• Entries from a visual dataset:
◇ ◇ ◇ ◇ ◇
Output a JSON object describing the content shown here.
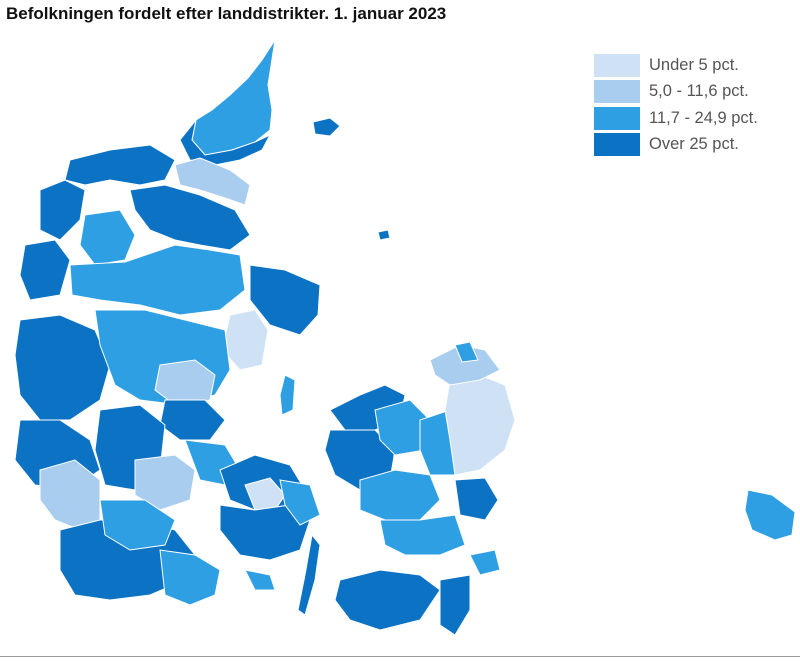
{
  "title": "Befolkningen fordelt efter landdistrikter. 1. januar 2023",
  "legend": [
    {
      "label": "Under 5 pct.",
      "color": "#cfe2f5"
    },
    {
      "label": "5,0 - 11,6 pct.",
      "color": "#a9cdef"
    },
    {
      "label": "11,7 - 24,9 pct.",
      "color": "#2f9fe3"
    },
    {
      "label": "Over 25 pct.",
      "color": "#0b72c4"
    }
  ],
  "map": {
    "border_color": "#ffffff",
    "background": "#ffffff"
  }
}
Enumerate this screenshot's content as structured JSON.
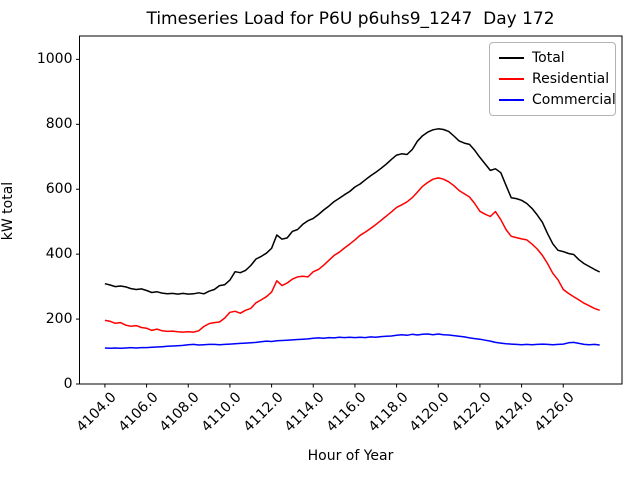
{
  "window": {
    "background": "#ffffff"
  },
  "chart_data": {
    "type": "line",
    "title": "Timeseries Load for P6U p6uhs9_1247  Day 172",
    "xlabel": "Hour of Year",
    "ylabel": "kW total",
    "xlim": [
      4102.78,
      4128.82
    ],
    "ylim": [
      0,
      1072
    ],
    "xticks": [
      4104.0,
      4106.0,
      4108.0,
      4110.0,
      4112.0,
      4114.0,
      4116.0,
      4118.0,
      4120.0,
      4122.0,
      4124.0,
      4126.0
    ],
    "xtick_labels": [
      "4104.0",
      "4106.0",
      "4108.0",
      "4110.0",
      "4112.0",
      "4114.0",
      "4116.0",
      "4118.0",
      "4120.0",
      "4122.0",
      "4124.0",
      "4126.0"
    ],
    "yticks": [
      0,
      200,
      400,
      600,
      800,
      1000
    ],
    "ytick_labels": [
      "0",
      "200",
      "400",
      "600",
      "800",
      "1000"
    ],
    "grid": false,
    "legend_position": "upper-right",
    "x_start": 4104.0,
    "x_step": 0.25,
    "series": [
      {
        "name": "Total",
        "color": "#000000",
        "values": [
          309,
          305,
          300,
          302,
          299,
          294,
          291,
          293,
          288,
          282,
          284,
          280,
          278,
          279,
          277,
          279,
          277,
          278,
          281,
          278,
          286,
          291,
          303,
          306,
          320,
          346,
          343,
          350,
          365,
          385,
          393,
          403,
          418,
          459,
          446,
          450,
          470,
          476,
          492,
          503,
          510,
          522,
          536,
          548,
          562,
          572,
          583,
          593,
          607,
          616,
          629,
          641,
          652,
          664,
          677,
          692,
          705,
          709,
          707,
          722,
          748,
          765,
          776,
          783,
          786,
          784,
          778,
          764,
          749,
          742,
          738,
          720,
          698,
          678,
          658,
          663,
          651,
          612,
          574,
          571,
          566,
          556,
          541,
          521,
          498,
          463,
          432,
          412,
          408,
          402,
          399,
          383,
          371,
          362,
          353,
          345
        ]
      },
      {
        "name": "Residential",
        "color": "#ff0000",
        "values": [
          196,
          193,
          187,
          189,
          181,
          178,
          180,
          174,
          172,
          165,
          169,
          164,
          162,
          163,
          161,
          160,
          161,
          160,
          164,
          177,
          186,
          189,
          191,
          203,
          221,
          224,
          218,
          227,
          233,
          250,
          259,
          269,
          283,
          318,
          303,
          311,
          323,
          330,
          332,
          330,
          346,
          353,
          366,
          381,
          396,
          406,
          419,
          431,
          444,
          458,
          468,
          479,
          491,
          504,
          517,
          530,
          544,
          552,
          561,
          574,
          591,
          609,
          621,
          631,
          635,
          631,
          623,
          611,
          596,
          586,
          576,
          556,
          532,
          523,
          516,
          531,
          506,
          476,
          455,
          451,
          447,
          444,
          431,
          416,
          396,
          371,
          341,
          321,
          291,
          279,
          269,
          259,
          249,
          241,
          233,
          227
        ]
      },
      {
        "name": "Commercial",
        "color": "#0000ff",
        "values": [
          111,
          110,
          111,
          110,
          111,
          112,
          111,
          112,
          112,
          113,
          114,
          115,
          116,
          117,
          118,
          119,
          121,
          122,
          120,
          121,
          122,
          122,
          121,
          122,
          123,
          124,
          125,
          126,
          127,
          128,
          130,
          132,
          131,
          133,
          134,
          135,
          136,
          137,
          138,
          139,
          141,
          142,
          141,
          143,
          142,
          144,
          143,
          144,
          143,
          144,
          143,
          145,
          144,
          146,
          147,
          148,
          150,
          152,
          150,
          153,
          151,
          153,
          154,
          152,
          154,
          152,
          151,
          149,
          147,
          145,
          142,
          140,
          138,
          135,
          132,
          128,
          126,
          124,
          123,
          122,
          121,
          122,
          121,
          122,
          123,
          122,
          121,
          122,
          123,
          127,
          128,
          125,
          122,
          121,
          122,
          120
        ]
      }
    ]
  }
}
◇ ◇ ◇ ◇ ◇
• WHAT IS REQUIRED:
Leave out the pictures and give the listing above again exactly.

• CORRECT RESULT:
Output a JSON object describing the content shown here.
{
  "title": "Befolkningen fordelt efter landdistrikter. 1. januar 2023",
  "legend": [
    {
      "label": "Under 5 pct.",
      "color": "#cfe2f5"
    },
    {
      "label": "5,0 - 11,6 pct.",
      "color": "#a9cdef"
    },
    {
      "label": "11,7 - 24,9 pct.",
      "color": "#2f9fe3"
    },
    {
      "label": "Over 25 pct.",
      "color": "#0b72c4"
    }
  ],
  "map": {
    "border_color": "#ffffff",
    "background": "#ffffff"
  }
}
Enumerate this screenshot's content as structured JSON.
{
  "window": {
    "background": "#ffffff"
  },
  "chart_data": {
    "type": "line",
    "title": "Timeseries Load for P6U p6uhs9_1247  Day 172",
    "xlabel": "Hour of Year",
    "ylabel": "kW total",
    "xlim": [
      4102.78,
      4128.82
    ],
    "ylim": [
      0,
      1072
    ],
    "xticks": [
      4104.0,
      4106.0,
      4108.0,
      4110.0,
      4112.0,
      4114.0,
      4116.0,
      4118.0,
      4120.0,
      4122.0,
      4124.0,
      4126.0
    ],
    "xtick_labels": [
      "4104.0",
      "4106.0",
      "4108.0",
      "4110.0",
      "4112.0",
      "4114.0",
      "4116.0",
      "4118.0",
      "4120.0",
      "4122.0",
      "4124.0",
      "4126.0"
    ],
    "yticks": [
      0,
      200,
      400,
      600,
      800,
      1000
    ],
    "ytick_labels": [
      "0",
      "200",
      "400",
      "600",
      "800",
      "1000"
    ],
    "grid": false,
    "legend_position": "upper-right",
    "x_start": 4104.0,
    "x_step": 0.25,
    "series": [
      {
        "name": "Total",
        "color": "#000000",
        "values": [
          309,
          305,
          300,
          302,
          299,
          294,
          291,
          293,
          288,
          282,
          284,
          280,
          278,
          279,
          277,
          279,
          277,
          278,
          281,
          278,
          286,
          291,
          303,
          306,
          320,
          346,
          343,
          350,
          365,
          385,
          393,
          403,
          418,
          459,
          446,
          450,
          470,
          476,
          492,
          503,
          510,
          522,
          536,
          548,
          562,
          572,
          583,
          593,
          607,
          616,
          629,
          641,
          652,
          664,
          677,
          692,
          705,
          709,
          707,
          722,
          748,
          765,
          776,
          783,
          786,
          784,
          778,
          764,
          749,
          742,
          738,
          720,
          698,
          678,
          658,
          663,
          651,
          612,
          574,
          571,
          566,
          556,
          541,
          521,
          498,
          463,
          432,
          412,
          408,
          402,
          399,
          383,
          371,
          362,
          353,
          345
        ]
      },
      {
        "name": "Residential",
        "color": "#ff0000",
        "values": [
          196,
          193,
          187,
          189,
          181,
          178,
          180,
          174,
          172,
          165,
          169,
          164,
          162,
          163,
          161,
          160,
          161,
          160,
          164,
          177,
          186,
          189,
          191,
          203,
          221,
          224,
          218,
          227,
          233,
          250,
          259,
          269,
          283,
          318,
          303,
          311,
          323,
          330,
          332,
          330,
          346,
          353,
          366,
          381,
          396,
          406,
          419,
          431,
          444,
          458,
          468,
          479,
          491,
          504,
          517,
          530,
          544,
          552,
          561,
          574,
          591,
          609,
          621,
          631,
          635,
          631,
          623,
          611,
          596,
          586,
          576,
          556,
          532,
          523,
          516,
          531,
          506,
          476,
          455,
          451,
          447,
          444,
          431,
          416,
          396,
          371,
          341,
          321,
          291,
          279,
          269,
          259,
          249,
          241,
          233,
          227
        ]
      },
      {
        "name": "Commercial",
        "color": "#0000ff",
        "values": [
          111,
          110,
          111,
          110,
          111,
          112,
          111,
          112,
          112,
          113,
          114,
          115,
          116,
          117,
          118,
          119,
          121,
          122,
          120,
          121,
          122,
          122,
          121,
          122,
          123,
          124,
          125,
          126,
          127,
          128,
          130,
          132,
          131,
          133,
          134,
          135,
          136,
          137,
          138,
          139,
          141,
          142,
          141,
          143,
          142,
          144,
          143,
          144,
          143,
          144,
          143,
          145,
          144,
          146,
          147,
          148,
          150,
          152,
          150,
          153,
          151,
          153,
          154,
          152,
          154,
          152,
          151,
          149,
          147,
          145,
          142,
          140,
          138,
          135,
          132,
          128,
          126,
          124,
          123,
          122,
          121,
          122,
          121,
          122,
          123,
          122,
          121,
          122,
          123,
          127,
          128,
          125,
          122,
          121,
          122,
          120
        ]
      }
    ]
  }
}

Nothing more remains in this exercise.